[[ Text passage open ]]

Volume 2013 Supplement 1

7th Asia Pacific Paediatric Endocrine Society (APPES) Biennial Scientific Meeting

Open Access

Misdiagnosis of type 1 diabetes mellitus

  • Noor Shafina Mohd Nor1,
  • Muhamad Yazid Jalaludin2 and
  • Fatimah Harun2
International Journal of Pediatric Endocrinology20132013(Suppl 1):P23

https://doi.org/10.1186/1687-9856-2013-S1-P23

Published: 3 October 2013

Introduction

In the past type 1 Diabetes Mellitus is the commonest type of diabetes affecting children in Malaysia. Nevertheless, diagnosis of type 2 Diabetes Mellitus is increasingly being made due to the rising prevalence rate of obesity amongst children. This contributes to the difficulty in making the right diagnosis at initial presentation if the clinical features that distinguish the two overlap.

[[ Text passage closed ]]
[[ Study material open ]]

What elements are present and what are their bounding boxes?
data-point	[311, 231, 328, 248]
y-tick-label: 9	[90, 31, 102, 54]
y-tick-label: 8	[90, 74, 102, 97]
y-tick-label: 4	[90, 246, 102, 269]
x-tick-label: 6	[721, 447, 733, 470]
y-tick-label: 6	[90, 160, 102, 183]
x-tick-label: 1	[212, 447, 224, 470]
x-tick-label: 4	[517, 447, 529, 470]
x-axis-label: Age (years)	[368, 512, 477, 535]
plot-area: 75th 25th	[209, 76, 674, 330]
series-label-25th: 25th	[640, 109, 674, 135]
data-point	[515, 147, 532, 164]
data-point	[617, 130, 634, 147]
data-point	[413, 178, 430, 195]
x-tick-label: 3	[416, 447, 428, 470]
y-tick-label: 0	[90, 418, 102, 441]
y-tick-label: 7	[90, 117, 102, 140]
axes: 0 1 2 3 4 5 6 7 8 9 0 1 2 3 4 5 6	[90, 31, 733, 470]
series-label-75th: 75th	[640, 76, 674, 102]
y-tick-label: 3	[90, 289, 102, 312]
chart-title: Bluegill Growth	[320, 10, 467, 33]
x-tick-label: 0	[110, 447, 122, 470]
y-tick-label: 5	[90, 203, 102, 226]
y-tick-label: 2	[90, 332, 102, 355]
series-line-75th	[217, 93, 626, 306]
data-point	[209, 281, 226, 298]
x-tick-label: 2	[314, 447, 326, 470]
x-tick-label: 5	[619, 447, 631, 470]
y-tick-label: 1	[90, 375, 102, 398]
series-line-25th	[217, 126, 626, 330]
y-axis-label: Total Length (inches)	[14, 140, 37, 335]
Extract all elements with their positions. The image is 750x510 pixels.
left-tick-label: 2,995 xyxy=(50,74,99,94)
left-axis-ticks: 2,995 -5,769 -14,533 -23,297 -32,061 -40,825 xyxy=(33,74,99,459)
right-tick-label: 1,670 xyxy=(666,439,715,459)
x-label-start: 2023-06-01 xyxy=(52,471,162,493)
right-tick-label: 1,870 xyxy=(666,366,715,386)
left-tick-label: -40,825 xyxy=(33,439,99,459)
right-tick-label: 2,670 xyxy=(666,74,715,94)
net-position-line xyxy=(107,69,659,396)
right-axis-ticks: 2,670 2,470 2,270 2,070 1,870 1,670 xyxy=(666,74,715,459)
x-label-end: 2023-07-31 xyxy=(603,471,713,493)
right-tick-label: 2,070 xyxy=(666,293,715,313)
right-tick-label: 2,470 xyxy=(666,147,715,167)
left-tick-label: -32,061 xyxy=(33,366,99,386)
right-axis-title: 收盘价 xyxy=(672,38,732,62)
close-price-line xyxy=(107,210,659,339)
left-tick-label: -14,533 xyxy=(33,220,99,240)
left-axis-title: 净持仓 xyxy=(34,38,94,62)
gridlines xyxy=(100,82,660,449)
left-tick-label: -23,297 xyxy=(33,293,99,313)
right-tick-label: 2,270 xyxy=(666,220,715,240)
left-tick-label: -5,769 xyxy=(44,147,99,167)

[[ Study material closed ]]

* What you will do
In the abstract on misdiagnosis of type 1 diabetes mellitus, what is causing type 2 diabetes to be diagnosed more often in children in Malaysia? The records have no connection to the abstract on misdiagnosis of type 1 diabetes mellitus.

* Answer to this task
The rising prevalence rate of obesity amongst children.